Copy out each line that includes the word "brain".

Data to process:
□ □ □ □ □ □ □
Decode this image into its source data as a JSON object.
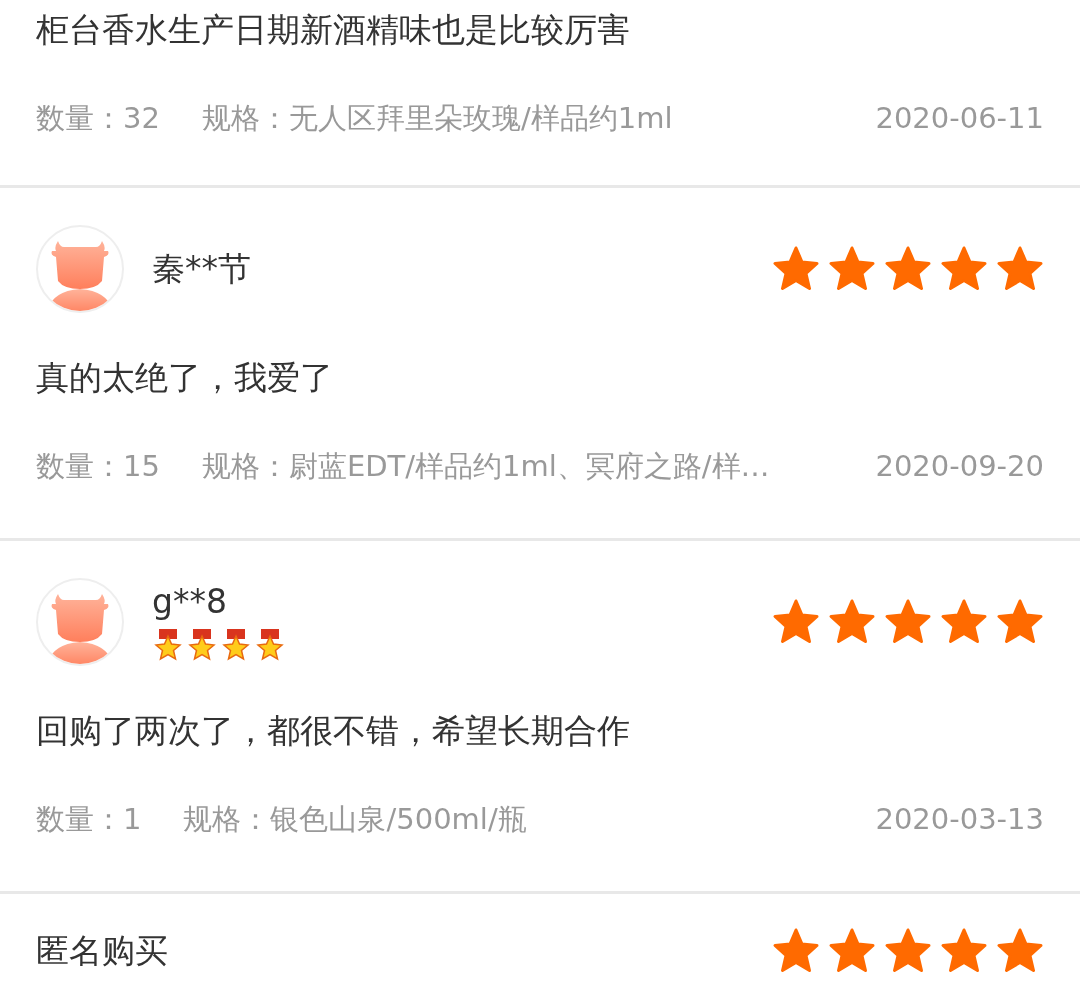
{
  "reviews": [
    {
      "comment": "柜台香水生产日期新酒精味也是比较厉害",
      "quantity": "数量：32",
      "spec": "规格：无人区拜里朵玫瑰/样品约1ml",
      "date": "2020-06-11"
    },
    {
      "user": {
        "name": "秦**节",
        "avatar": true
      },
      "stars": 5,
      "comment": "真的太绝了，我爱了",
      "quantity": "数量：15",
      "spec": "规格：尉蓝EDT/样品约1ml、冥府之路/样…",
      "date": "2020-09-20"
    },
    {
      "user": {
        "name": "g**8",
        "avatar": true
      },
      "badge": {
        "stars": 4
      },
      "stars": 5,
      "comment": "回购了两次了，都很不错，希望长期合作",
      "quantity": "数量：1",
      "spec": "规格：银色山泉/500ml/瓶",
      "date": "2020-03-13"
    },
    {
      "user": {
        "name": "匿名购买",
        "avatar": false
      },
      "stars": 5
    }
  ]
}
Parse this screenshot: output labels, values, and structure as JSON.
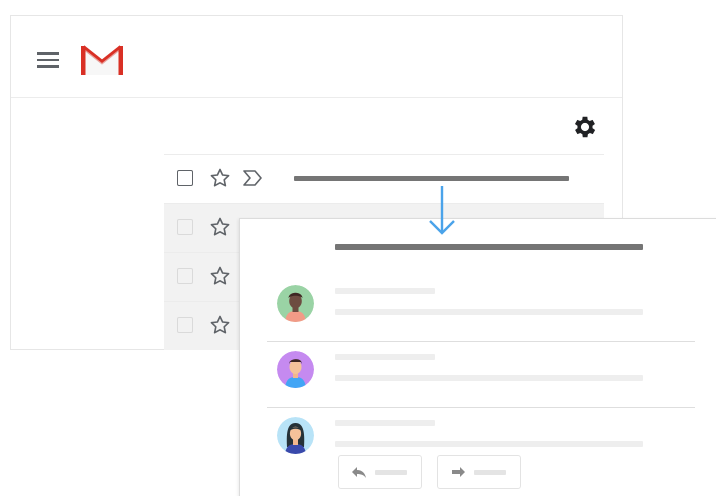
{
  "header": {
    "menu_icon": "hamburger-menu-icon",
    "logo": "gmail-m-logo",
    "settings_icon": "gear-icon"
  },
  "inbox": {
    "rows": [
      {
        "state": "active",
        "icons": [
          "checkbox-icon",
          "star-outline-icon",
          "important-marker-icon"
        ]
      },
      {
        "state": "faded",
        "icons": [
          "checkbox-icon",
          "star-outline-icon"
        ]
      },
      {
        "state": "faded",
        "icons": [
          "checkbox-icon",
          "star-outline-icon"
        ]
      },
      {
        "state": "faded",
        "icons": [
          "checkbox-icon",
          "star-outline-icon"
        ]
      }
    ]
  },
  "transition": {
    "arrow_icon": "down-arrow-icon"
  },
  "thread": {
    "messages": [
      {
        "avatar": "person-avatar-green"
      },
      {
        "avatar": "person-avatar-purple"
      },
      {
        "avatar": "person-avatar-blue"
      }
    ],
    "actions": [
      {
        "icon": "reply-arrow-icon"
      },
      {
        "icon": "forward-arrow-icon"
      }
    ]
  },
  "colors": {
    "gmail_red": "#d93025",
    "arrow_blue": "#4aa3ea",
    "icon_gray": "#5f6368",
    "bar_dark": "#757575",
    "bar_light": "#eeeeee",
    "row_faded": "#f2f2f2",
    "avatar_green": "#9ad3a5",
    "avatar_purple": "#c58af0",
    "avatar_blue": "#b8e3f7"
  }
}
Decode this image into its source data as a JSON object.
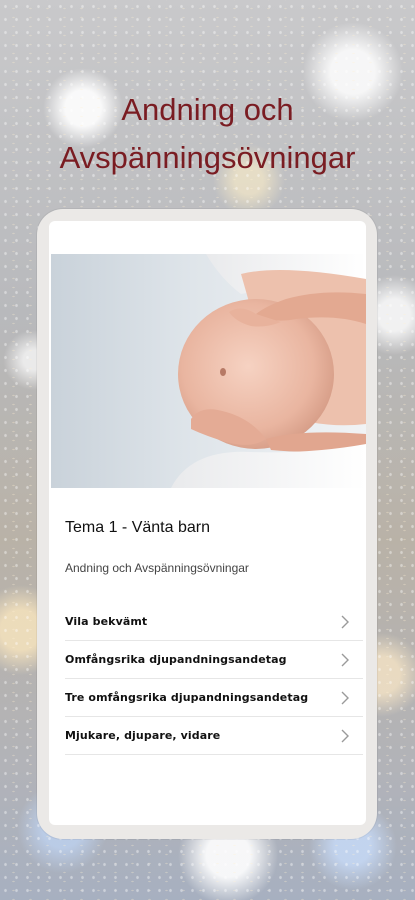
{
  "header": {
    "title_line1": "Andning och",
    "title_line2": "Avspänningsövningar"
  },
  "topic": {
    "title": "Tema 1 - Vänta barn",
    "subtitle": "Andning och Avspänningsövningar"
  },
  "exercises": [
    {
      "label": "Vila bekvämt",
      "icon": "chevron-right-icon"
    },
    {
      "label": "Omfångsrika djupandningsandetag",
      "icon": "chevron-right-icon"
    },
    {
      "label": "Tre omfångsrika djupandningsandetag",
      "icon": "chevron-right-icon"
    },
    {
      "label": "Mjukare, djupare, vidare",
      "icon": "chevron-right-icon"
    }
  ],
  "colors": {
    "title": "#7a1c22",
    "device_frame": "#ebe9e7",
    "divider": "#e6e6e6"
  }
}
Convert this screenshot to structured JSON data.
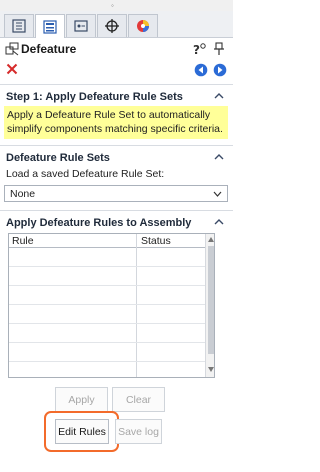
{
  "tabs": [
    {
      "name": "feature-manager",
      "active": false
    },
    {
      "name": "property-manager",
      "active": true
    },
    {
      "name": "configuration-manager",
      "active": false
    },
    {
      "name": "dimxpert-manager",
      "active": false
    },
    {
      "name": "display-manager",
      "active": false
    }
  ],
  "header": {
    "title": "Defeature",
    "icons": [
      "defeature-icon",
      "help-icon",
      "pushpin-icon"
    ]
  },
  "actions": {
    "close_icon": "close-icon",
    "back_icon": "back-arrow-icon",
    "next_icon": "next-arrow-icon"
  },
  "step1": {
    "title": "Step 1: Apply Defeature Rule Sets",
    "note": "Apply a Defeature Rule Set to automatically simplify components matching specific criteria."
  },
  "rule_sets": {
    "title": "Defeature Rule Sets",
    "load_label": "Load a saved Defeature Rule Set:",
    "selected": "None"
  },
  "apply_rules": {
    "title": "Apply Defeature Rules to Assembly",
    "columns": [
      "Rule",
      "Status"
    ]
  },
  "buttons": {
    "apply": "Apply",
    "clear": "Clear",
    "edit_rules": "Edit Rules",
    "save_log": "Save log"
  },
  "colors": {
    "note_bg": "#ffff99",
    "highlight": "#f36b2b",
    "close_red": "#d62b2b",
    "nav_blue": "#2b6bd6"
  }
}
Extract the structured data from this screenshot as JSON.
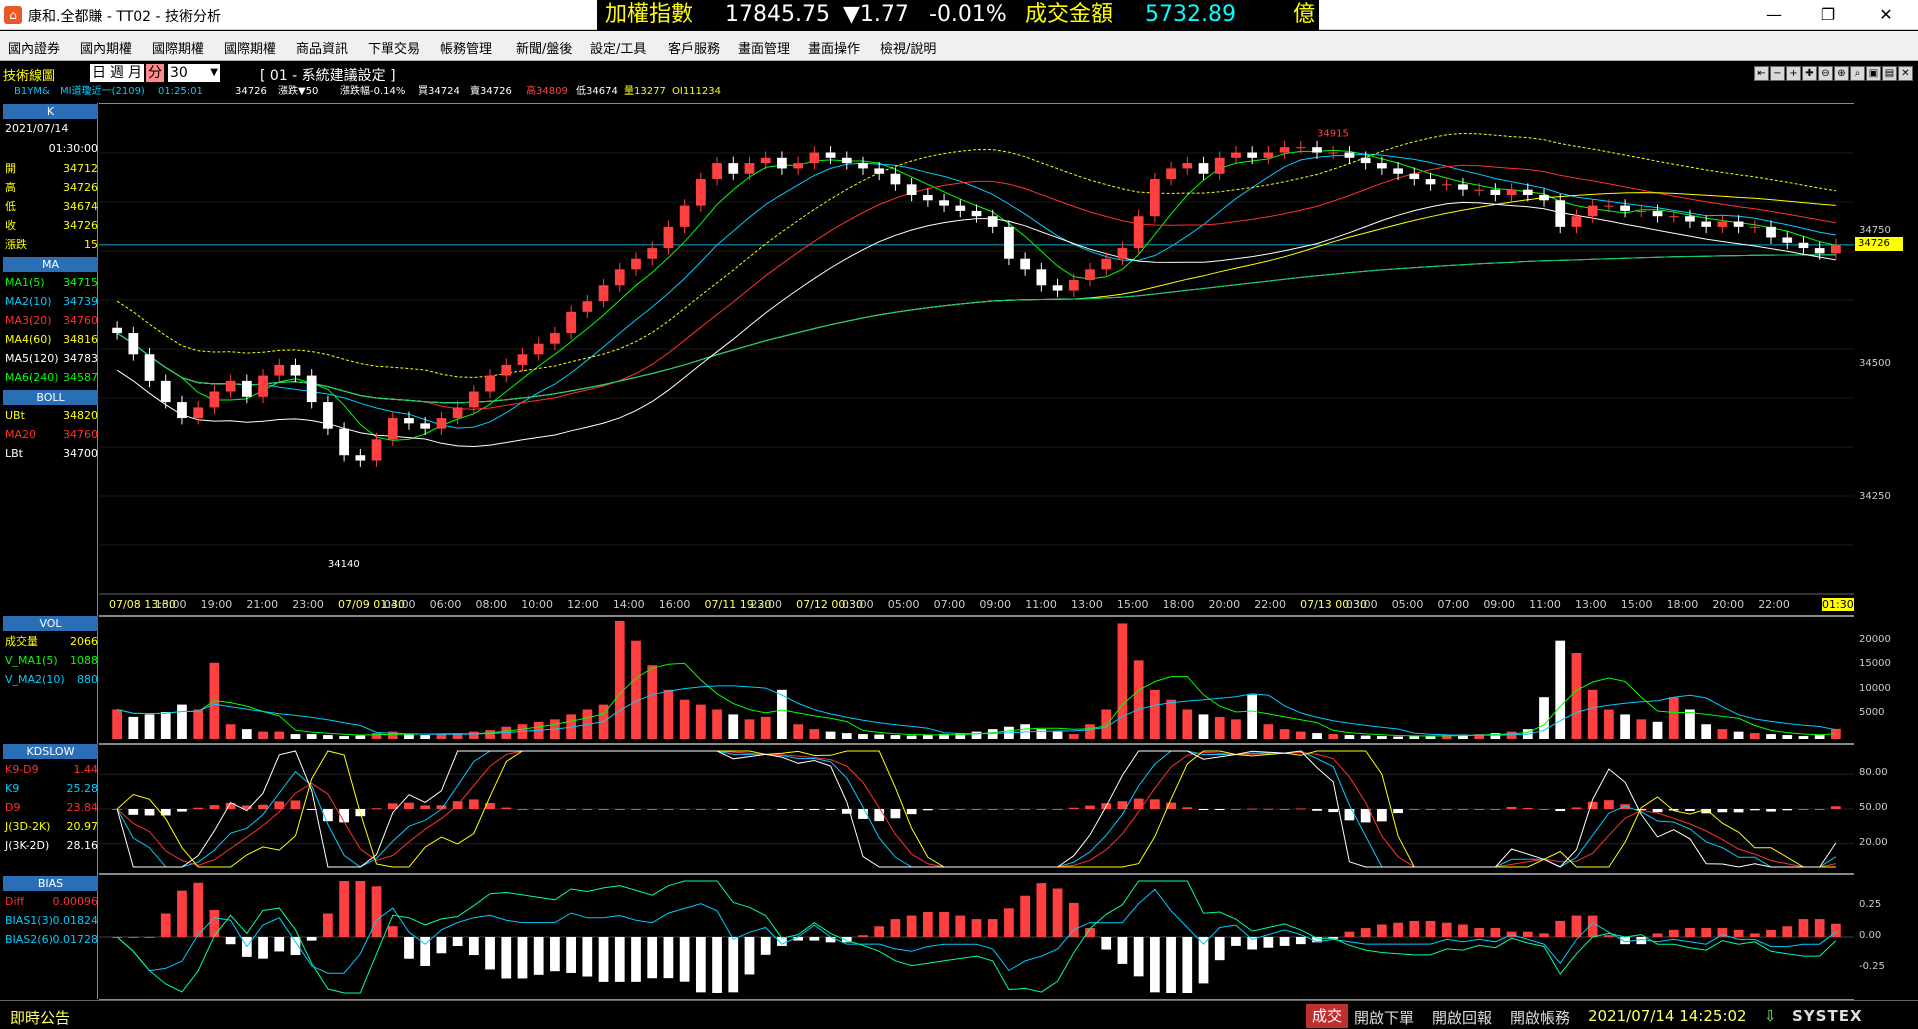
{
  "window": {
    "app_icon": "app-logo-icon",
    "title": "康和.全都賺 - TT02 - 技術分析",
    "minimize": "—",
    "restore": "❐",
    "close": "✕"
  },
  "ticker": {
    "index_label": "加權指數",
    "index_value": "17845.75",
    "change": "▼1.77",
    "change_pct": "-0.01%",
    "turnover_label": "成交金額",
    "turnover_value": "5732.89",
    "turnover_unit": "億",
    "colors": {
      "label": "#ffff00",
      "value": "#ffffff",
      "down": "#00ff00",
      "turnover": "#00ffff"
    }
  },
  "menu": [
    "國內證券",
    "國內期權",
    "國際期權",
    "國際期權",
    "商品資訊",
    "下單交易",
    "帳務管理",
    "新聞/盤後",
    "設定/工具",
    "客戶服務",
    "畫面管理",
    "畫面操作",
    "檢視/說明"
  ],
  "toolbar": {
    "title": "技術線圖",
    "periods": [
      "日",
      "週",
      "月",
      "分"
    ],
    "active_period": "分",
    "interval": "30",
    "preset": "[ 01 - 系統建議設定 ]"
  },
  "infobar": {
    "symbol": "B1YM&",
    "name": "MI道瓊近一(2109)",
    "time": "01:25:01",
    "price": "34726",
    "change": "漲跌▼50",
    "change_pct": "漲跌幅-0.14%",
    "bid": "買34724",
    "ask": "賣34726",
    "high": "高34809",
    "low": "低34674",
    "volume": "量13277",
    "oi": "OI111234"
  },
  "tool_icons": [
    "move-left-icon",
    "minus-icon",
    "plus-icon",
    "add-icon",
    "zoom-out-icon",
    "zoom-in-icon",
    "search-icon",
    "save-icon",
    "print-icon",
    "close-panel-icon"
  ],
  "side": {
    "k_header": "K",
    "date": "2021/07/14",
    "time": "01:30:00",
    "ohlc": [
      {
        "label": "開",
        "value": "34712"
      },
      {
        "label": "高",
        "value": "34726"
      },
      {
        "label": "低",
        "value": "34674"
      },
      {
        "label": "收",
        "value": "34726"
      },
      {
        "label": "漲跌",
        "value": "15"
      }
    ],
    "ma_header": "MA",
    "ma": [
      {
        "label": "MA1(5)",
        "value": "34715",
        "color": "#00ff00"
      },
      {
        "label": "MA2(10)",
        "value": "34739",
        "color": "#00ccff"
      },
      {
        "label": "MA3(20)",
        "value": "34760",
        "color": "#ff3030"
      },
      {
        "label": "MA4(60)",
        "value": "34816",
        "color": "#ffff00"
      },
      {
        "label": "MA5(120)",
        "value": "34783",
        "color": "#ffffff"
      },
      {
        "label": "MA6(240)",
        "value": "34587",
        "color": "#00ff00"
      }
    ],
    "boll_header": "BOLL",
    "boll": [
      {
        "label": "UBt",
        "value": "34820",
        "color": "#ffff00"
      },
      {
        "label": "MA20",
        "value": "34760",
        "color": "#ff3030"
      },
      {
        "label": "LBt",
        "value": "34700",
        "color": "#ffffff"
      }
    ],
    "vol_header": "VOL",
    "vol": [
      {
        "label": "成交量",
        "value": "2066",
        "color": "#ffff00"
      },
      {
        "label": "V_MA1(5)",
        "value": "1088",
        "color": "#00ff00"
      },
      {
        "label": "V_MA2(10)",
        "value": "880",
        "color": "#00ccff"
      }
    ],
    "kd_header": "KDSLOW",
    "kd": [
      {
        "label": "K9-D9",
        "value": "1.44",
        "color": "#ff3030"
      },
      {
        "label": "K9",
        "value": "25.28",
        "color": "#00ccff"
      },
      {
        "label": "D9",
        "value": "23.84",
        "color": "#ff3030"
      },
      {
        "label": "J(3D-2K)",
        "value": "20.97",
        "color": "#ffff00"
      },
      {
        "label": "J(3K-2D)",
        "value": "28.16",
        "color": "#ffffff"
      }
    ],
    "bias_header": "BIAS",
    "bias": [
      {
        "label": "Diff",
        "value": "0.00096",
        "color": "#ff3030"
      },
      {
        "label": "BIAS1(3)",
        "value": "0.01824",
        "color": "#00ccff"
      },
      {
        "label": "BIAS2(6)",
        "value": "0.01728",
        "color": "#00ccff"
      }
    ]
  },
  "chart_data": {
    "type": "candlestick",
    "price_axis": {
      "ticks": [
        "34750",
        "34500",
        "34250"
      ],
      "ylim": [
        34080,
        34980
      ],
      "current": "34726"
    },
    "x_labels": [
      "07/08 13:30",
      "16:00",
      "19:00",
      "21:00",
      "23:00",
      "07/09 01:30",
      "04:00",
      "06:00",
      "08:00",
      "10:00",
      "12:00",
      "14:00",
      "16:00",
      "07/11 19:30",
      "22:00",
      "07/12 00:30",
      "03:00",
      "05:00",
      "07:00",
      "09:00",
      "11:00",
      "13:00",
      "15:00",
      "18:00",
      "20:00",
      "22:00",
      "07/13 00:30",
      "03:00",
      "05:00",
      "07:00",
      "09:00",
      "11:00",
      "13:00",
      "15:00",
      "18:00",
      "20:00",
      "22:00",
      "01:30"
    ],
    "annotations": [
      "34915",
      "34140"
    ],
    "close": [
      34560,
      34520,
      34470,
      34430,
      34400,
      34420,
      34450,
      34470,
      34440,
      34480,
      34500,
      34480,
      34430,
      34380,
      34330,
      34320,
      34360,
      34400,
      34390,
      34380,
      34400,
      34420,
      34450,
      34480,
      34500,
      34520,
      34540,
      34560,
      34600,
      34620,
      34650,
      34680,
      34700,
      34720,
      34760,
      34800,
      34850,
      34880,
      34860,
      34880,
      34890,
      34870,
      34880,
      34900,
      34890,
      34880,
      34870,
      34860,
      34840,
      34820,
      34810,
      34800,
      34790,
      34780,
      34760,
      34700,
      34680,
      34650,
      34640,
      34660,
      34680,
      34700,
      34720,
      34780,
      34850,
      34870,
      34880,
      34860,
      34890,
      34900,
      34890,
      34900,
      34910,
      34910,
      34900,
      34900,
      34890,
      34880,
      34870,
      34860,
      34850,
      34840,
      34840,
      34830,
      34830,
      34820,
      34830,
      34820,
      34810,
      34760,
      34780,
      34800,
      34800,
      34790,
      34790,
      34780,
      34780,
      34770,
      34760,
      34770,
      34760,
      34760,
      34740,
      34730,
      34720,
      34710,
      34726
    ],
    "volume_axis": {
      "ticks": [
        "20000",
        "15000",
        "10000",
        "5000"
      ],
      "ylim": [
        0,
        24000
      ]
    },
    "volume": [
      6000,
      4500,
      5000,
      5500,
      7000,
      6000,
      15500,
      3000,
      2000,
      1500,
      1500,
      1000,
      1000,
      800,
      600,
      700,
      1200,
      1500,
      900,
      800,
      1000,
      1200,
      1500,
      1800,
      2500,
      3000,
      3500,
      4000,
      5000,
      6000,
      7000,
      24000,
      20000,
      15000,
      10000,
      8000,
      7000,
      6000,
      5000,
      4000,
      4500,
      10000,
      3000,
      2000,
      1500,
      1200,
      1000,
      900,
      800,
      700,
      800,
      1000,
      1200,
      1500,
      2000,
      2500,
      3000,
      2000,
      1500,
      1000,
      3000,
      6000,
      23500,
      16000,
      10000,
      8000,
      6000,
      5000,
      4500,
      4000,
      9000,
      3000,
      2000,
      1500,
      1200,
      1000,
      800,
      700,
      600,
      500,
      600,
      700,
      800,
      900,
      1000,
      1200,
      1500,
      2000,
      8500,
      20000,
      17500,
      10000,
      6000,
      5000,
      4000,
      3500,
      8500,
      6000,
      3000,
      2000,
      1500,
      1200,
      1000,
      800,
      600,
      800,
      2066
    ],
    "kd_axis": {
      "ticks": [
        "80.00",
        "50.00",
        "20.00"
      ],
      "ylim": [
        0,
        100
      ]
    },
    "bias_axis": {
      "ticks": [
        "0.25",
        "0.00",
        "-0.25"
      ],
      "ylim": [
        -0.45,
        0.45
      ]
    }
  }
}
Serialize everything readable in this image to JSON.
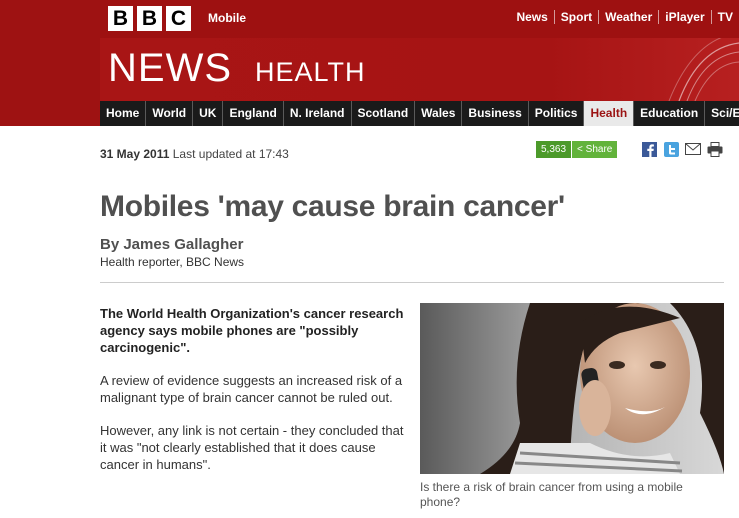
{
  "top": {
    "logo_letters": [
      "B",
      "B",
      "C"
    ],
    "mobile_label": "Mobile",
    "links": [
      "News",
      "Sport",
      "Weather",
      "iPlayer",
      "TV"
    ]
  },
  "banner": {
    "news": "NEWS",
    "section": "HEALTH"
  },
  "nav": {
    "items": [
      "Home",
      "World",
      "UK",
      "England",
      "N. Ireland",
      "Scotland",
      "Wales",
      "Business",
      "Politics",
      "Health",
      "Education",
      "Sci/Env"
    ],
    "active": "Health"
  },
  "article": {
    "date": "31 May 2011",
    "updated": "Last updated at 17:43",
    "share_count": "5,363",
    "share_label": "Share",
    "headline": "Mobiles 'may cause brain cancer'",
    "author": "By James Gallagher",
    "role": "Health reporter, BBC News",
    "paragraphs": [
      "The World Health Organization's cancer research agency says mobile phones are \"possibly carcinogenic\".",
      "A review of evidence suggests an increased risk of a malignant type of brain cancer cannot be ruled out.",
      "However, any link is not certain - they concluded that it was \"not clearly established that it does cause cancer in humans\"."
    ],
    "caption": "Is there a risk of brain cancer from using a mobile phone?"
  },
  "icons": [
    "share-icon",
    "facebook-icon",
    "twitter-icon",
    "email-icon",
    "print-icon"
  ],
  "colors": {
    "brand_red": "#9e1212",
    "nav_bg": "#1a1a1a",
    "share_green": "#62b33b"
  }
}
□ □ □ □ □ □ □
Finished answer:
    "headline": "Mobiles 'may cause brain cancer'",
      "A review of evidence suggests an increased risk of a malignant type of brain cancer cannot be ruled out.",
    "caption": "Is there a risk of brain cancer from using a mobile phone?"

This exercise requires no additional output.